### Work to complete
Extract all records. Keep each one exact.

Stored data
○ ○ ○
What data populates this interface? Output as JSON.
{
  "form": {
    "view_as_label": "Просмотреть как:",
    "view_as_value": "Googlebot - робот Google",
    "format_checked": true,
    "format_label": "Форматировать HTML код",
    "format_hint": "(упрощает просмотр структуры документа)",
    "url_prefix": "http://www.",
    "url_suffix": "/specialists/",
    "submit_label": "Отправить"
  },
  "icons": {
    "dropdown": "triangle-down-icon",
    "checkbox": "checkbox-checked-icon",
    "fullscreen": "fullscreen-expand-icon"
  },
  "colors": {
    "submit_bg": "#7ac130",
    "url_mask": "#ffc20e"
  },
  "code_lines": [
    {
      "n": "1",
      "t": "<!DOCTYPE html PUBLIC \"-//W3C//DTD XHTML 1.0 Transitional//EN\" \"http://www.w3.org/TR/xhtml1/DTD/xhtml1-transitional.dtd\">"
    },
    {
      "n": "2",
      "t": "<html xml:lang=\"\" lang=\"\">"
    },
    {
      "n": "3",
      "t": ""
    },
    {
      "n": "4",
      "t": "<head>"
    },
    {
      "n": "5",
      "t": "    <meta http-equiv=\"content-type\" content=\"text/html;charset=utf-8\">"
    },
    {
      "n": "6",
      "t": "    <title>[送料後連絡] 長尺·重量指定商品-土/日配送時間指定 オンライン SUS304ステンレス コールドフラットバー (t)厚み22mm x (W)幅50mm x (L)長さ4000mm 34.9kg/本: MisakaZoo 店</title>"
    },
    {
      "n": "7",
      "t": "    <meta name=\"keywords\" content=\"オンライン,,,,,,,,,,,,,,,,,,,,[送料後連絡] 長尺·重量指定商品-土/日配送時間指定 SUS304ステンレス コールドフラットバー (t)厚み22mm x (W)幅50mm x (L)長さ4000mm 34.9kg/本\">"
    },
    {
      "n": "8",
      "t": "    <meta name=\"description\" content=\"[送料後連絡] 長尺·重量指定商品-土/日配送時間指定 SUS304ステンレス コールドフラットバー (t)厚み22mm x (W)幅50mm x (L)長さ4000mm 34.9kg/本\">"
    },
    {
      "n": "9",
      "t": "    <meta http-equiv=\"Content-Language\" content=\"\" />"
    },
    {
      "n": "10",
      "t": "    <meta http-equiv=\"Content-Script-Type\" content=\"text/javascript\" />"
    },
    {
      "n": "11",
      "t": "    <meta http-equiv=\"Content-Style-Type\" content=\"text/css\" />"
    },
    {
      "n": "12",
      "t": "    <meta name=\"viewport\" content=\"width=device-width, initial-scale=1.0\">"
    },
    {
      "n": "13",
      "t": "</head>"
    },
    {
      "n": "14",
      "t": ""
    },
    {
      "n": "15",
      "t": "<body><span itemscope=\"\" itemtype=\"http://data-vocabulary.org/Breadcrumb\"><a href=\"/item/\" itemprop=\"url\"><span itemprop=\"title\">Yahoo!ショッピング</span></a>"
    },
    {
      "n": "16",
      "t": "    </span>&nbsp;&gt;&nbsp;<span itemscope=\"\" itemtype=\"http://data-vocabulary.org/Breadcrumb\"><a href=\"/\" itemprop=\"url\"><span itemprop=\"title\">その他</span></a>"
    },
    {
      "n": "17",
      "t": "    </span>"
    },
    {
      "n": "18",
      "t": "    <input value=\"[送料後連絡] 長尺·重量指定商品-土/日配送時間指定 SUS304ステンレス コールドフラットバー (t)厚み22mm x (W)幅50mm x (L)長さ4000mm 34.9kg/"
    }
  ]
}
○ ○ ○
### Final result
What data populates this interface? Output as JSON.
{
  "form": {
    "view_as_label": "Просмотреть как:",
    "view_as_value": "Googlebot - робот Google",
    "format_checked": true,
    "format_label": "Форматировать HTML код",
    "format_hint": "(упрощает просмотр структуры документа)",
    "url_prefix": "http://www.",
    "url_suffix": "/specialists/",
    "submit_label": "Отправить"
  },
  "icons": {
    "dropdown": "triangle-down-icon",
    "checkbox": "checkbox-checked-icon",
    "fullscreen": "fullscreen-expand-icon"
  },
  "colors": {
    "submit_bg": "#7ac130",
    "url_mask": "#ffc20e"
  },
  "code_lines": [
    {
      "n": "1",
      "t": "<!DOCTYPE html PUBLIC \"-//W3C//DTD XHTML 1.0 Transitional//EN\" \"http://www.w3.org/TR/xhtml1/DTD/xhtml1-transitional.dtd\">"
    },
    {
      "n": "2",
      "t": "<html xml:lang=\"\" lang=\"\">"
    },
    {
      "n": "3",
      "t": ""
    },
    {
      "n": "4",
      "t": "<head>"
    },
    {
      "n": "5",
      "t": "    <meta http-equiv=\"content-type\" content=\"text/html;charset=utf-8\">"
    },
    {
      "n": "6",
      "t": "    <title>[送料後連絡] 長尺·重量指定商品-土/日配送時間指定 オンライン SUS304ステンレス コールドフラットバー (t)厚み22mm x (W)幅50mm x (L)長さ4000mm 34.9kg/本: MisakaZoo 店</title>"
    },
    {
      "n": "7",
      "t": "    <meta name=\"keywords\" content=\"オンライン,,,,,,,,,,,,,,,,,,,,[送料後連絡] 長尺·重量指定商品-土/日配送時間指定 SUS304ステンレス コールドフラットバー (t)厚み22mm x (W)幅50mm x (L)長さ4000mm 34.9kg/本\">"
    },
    {
      "n": "8",
      "t": "    <meta name=\"description\" content=\"[送料後連絡] 長尺·重量指定商品-土/日配送時間指定 SUS304ステンレス コールドフラットバー (t)厚み22mm x (W)幅50mm x (L)長さ4000mm 34.9kg/本\">"
    },
    {
      "n": "9",
      "t": "    <meta http-equiv=\"Content-Language\" content=\"\" />"
    },
    {
      "n": "10",
      "t": "    <meta http-equiv=\"Content-Script-Type\" content=\"text/javascript\" />"
    },
    {
      "n": "11",
      "t": "    <meta http-equiv=\"Content-Style-Type\" content=\"text/css\" />"
    },
    {
      "n": "12",
      "t": "    <meta name=\"viewport\" content=\"width=device-width, initial-scale=1.0\">"
    },
    {
      "n": "13",
      "t": "</head>"
    },
    {
      "n": "14",
      "t": ""
    },
    {
      "n": "15",
      "t": "<body><span itemscope=\"\" itemtype=\"http://data-vocabulary.org/Breadcrumb\"><a href=\"/item/\" itemprop=\"url\"><span itemprop=\"title\">Yahoo!ショッピング</span></a>"
    },
    {
      "n": "16",
      "t": "    </span>&nbsp;&gt;&nbsp;<span itemscope=\"\" itemtype=\"http://data-vocabulary.org/Breadcrumb\"><a href=\"/\" itemprop=\"url\"><span itemprop=\"title\">その他</span></a>"
    },
    {
      "n": "17",
      "t": "    </span>"
    },
    {
      "n": "18",
      "t": "    <input value=\"[送料後連絡] 長尺·重量指定商品-土/日配送時間指定 SUS304ステンレス コールドフラットバー (t)厚み22mm x (W)幅50mm x (L)長さ4000mm 34.9kg/"
    }
  ]
}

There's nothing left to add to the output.